**EXERCISE:**
What is the number of lines containing "watermark"? Give only that number.

**GIVEN ENTRIES:**
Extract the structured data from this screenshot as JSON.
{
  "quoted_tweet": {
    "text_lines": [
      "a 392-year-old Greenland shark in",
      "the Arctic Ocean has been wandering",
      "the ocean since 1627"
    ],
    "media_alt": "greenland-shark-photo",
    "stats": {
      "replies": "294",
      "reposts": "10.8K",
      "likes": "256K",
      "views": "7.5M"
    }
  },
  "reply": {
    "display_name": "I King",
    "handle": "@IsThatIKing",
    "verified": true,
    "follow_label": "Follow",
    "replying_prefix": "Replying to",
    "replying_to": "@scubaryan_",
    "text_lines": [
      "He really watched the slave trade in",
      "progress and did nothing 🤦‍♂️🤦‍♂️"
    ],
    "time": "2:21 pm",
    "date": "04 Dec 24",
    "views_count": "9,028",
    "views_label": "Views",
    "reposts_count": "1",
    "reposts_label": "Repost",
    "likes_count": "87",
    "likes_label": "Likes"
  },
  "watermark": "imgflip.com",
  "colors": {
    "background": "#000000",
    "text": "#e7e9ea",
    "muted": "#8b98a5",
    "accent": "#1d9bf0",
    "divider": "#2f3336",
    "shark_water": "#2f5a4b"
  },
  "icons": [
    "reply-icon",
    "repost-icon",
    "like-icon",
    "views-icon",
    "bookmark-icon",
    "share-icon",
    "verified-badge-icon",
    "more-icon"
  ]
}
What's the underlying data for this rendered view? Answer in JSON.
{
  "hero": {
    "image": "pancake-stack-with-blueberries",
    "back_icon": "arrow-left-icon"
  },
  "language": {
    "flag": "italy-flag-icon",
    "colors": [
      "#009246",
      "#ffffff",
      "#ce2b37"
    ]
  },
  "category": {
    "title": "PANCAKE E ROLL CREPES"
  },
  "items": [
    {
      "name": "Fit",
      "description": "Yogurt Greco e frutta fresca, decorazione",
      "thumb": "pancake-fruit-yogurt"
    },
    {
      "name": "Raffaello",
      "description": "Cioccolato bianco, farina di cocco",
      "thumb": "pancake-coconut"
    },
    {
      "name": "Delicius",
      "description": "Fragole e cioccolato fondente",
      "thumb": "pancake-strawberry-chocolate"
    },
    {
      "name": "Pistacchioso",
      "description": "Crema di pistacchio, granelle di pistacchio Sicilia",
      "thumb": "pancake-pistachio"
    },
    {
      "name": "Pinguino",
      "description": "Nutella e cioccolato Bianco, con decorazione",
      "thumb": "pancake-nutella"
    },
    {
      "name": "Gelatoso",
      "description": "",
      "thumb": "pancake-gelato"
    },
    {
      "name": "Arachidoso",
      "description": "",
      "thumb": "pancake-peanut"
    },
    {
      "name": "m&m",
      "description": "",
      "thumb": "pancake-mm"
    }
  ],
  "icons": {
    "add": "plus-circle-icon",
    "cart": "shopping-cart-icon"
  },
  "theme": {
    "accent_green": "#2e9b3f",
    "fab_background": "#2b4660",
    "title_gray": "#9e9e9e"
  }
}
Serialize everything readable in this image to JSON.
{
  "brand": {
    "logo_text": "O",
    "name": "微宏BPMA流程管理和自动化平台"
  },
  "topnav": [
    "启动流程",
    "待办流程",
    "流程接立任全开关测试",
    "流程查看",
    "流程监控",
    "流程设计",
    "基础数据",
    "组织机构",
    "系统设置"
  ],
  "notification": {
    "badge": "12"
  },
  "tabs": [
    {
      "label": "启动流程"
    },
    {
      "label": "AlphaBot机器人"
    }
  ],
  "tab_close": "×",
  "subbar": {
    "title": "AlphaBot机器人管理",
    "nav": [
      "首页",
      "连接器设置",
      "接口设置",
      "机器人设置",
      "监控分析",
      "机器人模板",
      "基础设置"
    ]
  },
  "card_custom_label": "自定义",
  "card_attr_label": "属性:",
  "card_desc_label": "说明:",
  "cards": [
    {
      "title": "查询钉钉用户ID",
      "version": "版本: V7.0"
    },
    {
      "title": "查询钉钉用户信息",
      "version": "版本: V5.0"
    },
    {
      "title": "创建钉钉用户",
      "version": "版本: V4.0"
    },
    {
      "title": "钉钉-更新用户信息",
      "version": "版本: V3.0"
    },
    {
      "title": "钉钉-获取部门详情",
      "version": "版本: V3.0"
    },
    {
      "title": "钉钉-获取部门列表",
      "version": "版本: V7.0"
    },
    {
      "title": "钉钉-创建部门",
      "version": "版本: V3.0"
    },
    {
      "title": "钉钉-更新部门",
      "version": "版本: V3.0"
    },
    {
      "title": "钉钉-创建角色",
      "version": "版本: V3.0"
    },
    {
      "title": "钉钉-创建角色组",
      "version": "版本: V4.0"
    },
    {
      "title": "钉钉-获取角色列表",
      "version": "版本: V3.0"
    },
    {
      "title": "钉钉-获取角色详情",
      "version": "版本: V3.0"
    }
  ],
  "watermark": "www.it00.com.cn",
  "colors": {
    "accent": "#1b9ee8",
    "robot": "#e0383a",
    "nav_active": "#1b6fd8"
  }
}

**THE ANSWER:**
2